▶ [Aim of the exercise]
The listing must be reproduced in full, exactly as it stands.
========================
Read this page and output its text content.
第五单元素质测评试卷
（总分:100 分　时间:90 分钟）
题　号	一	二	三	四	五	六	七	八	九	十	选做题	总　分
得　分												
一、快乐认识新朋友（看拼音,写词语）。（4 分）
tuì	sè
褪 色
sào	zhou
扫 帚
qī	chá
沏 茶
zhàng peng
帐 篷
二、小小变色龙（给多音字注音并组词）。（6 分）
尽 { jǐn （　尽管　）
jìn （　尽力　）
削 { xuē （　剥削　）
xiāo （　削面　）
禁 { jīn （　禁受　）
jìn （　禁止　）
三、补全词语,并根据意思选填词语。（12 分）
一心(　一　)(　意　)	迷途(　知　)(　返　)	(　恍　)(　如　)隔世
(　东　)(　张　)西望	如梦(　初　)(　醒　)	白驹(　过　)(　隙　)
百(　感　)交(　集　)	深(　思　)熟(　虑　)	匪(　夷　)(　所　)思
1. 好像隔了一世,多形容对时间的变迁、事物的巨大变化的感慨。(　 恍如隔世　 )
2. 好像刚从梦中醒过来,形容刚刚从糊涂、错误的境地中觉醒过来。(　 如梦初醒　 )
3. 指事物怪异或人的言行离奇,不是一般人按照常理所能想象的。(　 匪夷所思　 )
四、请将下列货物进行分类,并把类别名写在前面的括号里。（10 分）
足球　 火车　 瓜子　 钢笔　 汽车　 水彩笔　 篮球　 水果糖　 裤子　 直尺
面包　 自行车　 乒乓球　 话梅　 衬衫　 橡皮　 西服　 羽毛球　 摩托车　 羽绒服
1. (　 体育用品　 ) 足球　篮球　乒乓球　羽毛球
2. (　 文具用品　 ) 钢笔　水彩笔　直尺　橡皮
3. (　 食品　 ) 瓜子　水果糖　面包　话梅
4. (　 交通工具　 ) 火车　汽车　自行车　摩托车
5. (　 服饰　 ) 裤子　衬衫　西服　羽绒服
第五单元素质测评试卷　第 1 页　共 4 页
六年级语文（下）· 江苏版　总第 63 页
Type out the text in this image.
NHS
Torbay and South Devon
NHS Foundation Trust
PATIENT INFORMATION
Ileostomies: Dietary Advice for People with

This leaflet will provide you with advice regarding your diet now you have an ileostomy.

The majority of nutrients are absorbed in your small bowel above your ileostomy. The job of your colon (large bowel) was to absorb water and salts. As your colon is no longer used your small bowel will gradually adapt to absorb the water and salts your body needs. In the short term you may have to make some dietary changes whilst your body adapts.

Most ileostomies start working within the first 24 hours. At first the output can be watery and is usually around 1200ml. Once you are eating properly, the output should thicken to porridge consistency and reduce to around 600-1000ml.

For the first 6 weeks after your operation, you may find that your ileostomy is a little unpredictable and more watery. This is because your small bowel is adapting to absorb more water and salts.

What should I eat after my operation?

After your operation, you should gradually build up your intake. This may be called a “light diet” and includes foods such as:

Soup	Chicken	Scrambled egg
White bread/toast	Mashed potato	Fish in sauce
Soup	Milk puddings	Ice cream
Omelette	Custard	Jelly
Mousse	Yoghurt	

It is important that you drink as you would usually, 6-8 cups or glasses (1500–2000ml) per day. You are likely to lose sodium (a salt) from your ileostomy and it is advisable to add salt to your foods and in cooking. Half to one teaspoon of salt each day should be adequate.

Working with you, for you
========================
▶ [Output below]
Read this page and output its text content.
第五单元素质测评试卷
（总分:100 分　时间:90 分钟）
题　号	一	二	三	四	五	六	七	八	九	十	选做题	总　分
得　分												
一、快乐认识新朋友（看拼音,写词语）。（4 分）
tuì	sè
褪 色
sào	zhou
扫 帚
qī	chá
沏 茶
zhàng peng
帐 篷
二、小小变色龙（给多音字注音并组词）。（6 分）
尽 { jǐn （　尽管　）
jìn （　尽力　）
削 { xuē （　剥削　）
xiāo （　削面　）
禁 { jīn （　禁受　）
jìn （　禁止　）
三、补全词语,并根据意思选填词语。（12 分）
一心(　一　)(　意　)	迷途(　知　)(　返　)	(　恍　)(　如　)隔世
(　东　)(　张　)西望	如梦(　初　)(　醒　)	白驹(　过　)(　隙　)
百(　感　)交(　集　)	深(　思　)熟(　虑　)	匪(　夷　)(　所　)思
1. 好像隔了一世,多形容对时间的变迁、事物的巨大变化的感慨。(　 恍如隔世　 )
2. 好像刚从梦中醒过来,形容刚刚从糊涂、错误的境地中觉醒过来。(　 如梦初醒　 )
3. 指事物怪异或人的言行离奇,不是一般人按照常理所能想象的。(　 匪夷所思　 )
四、请将下列货物进行分类,并把类别名写在前面的括号里。（10 分）
足球　 火车　 瓜子　 钢笔　 汽车　 水彩笔　 篮球　 水果糖　 裤子　 直尺
面包　 自行车　 乒乓球　 话梅　 衬衫　 橡皮　 西服　 羽毛球　 摩托车　 羽绒服
1. (　 体育用品　 ) 足球　篮球　乒乓球　羽毛球
2. (　 文具用品　 ) 钢笔　水彩笔　直尺　橡皮
3. (　 食品　 ) 瓜子　水果糖　面包　话梅
4. (　 交通工具　 ) 火车　汽车　自行车　摩托车
5. (　 服饰　 ) 裤子　衬衫　西服　羽绒服
第五单元素质测评试卷　第 1 页　共 4 页
六年级语文（下）· 江苏版　总第 63 页
Type out the text in this image.
NHS
Torbay and South Devon
NHS Foundation Trust
PATIENT INFORMATION
Ileostomies: Dietary Advice for People with

This leaflet will provide you with advice regarding your diet now you have an ileostomy.

The majority of nutrients are absorbed in your small bowel above your ileostomy. The job of your colon (large bowel) was to absorb water and salts. As your colon is no longer used your small bowel will gradually adapt to absorb the water and salts your body needs. In the short term you may have to make some dietary changes whilst your body adapts.

Most ileostomies start working within the first 24 hours. At first the output can be watery and is usually around 1200ml. Once you are eating properly, the output should thicken to porridge consistency and reduce to around 600-1000ml.

For the first 6 weeks after your operation, you may find that your ileostomy is a little unpredictable and more watery. This is because your small bowel is adapting to absorb more water and salts.

What should I eat after my operation?

After your operation, you should gradually build up your intake. This may be called a “light diet” and includes foods such as:

Soup	Chicken	Scrambled egg
White bread/toast	Mashed potato	Fish in sauce
Soup	Milk puddings	Ice cream
Omelette	Custard	Jelly
Mousse	Yoghurt	

It is important that you drink as you would usually, 6-8 cups or glasses (1500–2000ml) per day. You are likely to lose sodium (a salt) from your ileostomy and it is advisable to add salt to your foods and in cooking. Half to one teaspoon of salt each day should be adequate.

Working with you, for you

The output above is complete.